- [Task requirements]
Send back the records in full, character for character.

Entries with figure data:
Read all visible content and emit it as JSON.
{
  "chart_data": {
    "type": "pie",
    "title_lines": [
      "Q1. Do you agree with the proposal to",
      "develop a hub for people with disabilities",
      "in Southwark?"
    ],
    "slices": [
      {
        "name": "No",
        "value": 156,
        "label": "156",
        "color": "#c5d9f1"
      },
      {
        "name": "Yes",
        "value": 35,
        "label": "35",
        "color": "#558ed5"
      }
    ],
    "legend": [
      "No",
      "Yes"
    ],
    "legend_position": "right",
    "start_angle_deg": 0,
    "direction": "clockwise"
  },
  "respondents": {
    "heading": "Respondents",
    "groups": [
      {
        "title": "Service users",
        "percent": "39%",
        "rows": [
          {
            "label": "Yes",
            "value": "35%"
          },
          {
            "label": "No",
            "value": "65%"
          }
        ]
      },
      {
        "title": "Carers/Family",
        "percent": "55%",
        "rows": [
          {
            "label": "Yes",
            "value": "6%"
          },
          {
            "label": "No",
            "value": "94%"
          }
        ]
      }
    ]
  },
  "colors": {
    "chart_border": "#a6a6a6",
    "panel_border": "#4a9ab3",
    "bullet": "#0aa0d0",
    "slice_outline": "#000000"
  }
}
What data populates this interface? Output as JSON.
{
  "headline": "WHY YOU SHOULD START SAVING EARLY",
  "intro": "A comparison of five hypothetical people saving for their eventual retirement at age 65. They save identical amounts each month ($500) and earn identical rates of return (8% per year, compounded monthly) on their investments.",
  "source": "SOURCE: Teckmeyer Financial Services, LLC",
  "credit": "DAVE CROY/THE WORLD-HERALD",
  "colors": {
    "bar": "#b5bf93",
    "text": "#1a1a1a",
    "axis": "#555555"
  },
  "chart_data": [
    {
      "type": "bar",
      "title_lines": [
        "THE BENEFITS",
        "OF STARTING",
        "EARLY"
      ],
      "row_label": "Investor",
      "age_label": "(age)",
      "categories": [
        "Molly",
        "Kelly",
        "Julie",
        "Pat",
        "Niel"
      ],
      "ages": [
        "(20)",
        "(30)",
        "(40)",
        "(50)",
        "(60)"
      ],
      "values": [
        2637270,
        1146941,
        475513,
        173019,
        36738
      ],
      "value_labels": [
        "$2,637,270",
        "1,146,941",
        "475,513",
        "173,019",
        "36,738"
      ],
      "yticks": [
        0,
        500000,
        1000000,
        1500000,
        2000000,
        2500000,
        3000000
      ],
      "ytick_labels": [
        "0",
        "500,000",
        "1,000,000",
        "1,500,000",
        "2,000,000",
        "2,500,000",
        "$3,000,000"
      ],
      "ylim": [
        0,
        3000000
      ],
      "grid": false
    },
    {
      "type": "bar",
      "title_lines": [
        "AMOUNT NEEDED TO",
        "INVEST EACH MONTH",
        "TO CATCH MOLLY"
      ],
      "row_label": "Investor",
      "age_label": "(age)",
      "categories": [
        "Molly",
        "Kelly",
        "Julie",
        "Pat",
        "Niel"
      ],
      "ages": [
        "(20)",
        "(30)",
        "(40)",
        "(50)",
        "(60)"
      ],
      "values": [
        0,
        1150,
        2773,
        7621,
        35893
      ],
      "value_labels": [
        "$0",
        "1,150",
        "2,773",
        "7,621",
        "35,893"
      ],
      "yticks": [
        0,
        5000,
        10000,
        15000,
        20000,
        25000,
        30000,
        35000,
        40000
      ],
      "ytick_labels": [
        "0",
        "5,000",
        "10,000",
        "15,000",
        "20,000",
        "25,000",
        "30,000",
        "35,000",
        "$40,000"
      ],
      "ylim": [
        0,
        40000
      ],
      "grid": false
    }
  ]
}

- [Exercise response]
Read all visible content and emit it as JSON.
{
  "chart_data": {
    "type": "pie",
    "title_lines": [
      "Q1. Do you agree with the proposal to",
      "develop a hub for people with disabilities",
      "in Southwark?"
    ],
    "slices": [
      {
        "name": "No",
        "value": 156,
        "label": "156",
        "color": "#c5d9f1"
      },
      {
        "name": "Yes",
        "value": 35,
        "label": "35",
        "color": "#558ed5"
      }
    ],
    "legend": [
      "No",
      "Yes"
    ],
    "legend_position": "right",
    "start_angle_deg": 0,
    "direction": "clockwise"
  },
  "respondents": {
    "heading": "Respondents",
    "groups": [
      {
        "title": "Service users",
        "percent": "39%",
        "rows": [
          {
            "label": "Yes",
            "value": "35%"
          },
          {
            "label": "No",
            "value": "65%"
          }
        ]
      },
      {
        "title": "Carers/Family",
        "percent": "55%",
        "rows": [
          {
            "label": "Yes",
            "value": "6%"
          },
          {
            "label": "No",
            "value": "94%"
          }
        ]
      }
    ]
  },
  "colors": {
    "chart_border": "#a6a6a6",
    "panel_border": "#4a9ab3",
    "bullet": "#0aa0d0",
    "slice_outline": "#000000"
  }
}
What data populates this interface? Output as JSON.
{
  "headline": "WHY YOU SHOULD START SAVING EARLY",
  "intro": "A comparison of five hypothetical people saving for their eventual retirement at age 65. They save identical amounts each month ($500) and earn identical rates of return (8% per year, compounded monthly) on their investments.",
  "source": "SOURCE: Teckmeyer Financial Services, LLC",
  "credit": "DAVE CROY/THE WORLD-HERALD",
  "colors": {
    "bar": "#b5bf93",
    "text": "#1a1a1a",
    "axis": "#555555"
  },
  "chart_data": [
    {
      "type": "bar",
      "title_lines": [
        "THE BENEFITS",
        "OF STARTING",
        "EARLY"
      ],
      "row_label": "Investor",
      "age_label": "(age)",
      "categories": [
        "Molly",
        "Kelly",
        "Julie",
        "Pat",
        "Niel"
      ],
      "ages": [
        "(20)",
        "(30)",
        "(40)",
        "(50)",
        "(60)"
      ],
      "values": [
        2637270,
        1146941,
        475513,
        173019,
        36738
      ],
      "value_labels": [
        "$2,637,270",
        "1,146,941",
        "475,513",
        "173,019",
        "36,738"
      ],
      "yticks": [
        0,
        500000,
        1000000,
        1500000,
        2000000,
        2500000,
        3000000
      ],
      "ytick_labels": [
        "0",
        "500,000",
        "1,000,000",
        "1,500,000",
        "2,000,000",
        "2,500,000",
        "$3,000,000"
      ],
      "ylim": [
        0,
        3000000
      ],
      "grid": false
    },
    {
      "type": "bar",
      "title_lines": [
        "AMOUNT NEEDED TO",
        "INVEST EACH MONTH",
        "TO CATCH MOLLY"
      ],
      "row_label": "Investor",
      "age_label": "(age)",
      "categories": [
        "Molly",
        "Kelly",
        "Julie",
        "Pat",
        "Niel"
      ],
      "ages": [
        "(20)",
        "(30)",
        "(40)",
        "(50)",
        "(60)"
      ],
      "values": [
        0,
        1150,
        2773,
        7621,
        35893
      ],
      "value_labels": [
        "$0",
        "1,150",
        "2,773",
        "7,621",
        "35,893"
      ],
      "yticks": [
        0,
        5000,
        10000,
        15000,
        20000,
        25000,
        30000,
        35000,
        40000
      ],
      "ytick_labels": [
        "0",
        "5,000",
        "10,000",
        "15,000",
        "20,000",
        "25,000",
        "30,000",
        "35,000",
        "$40,000"
      ],
      "ylim": [
        0,
        40000
      ],
      "grid": false
    }
  ]
}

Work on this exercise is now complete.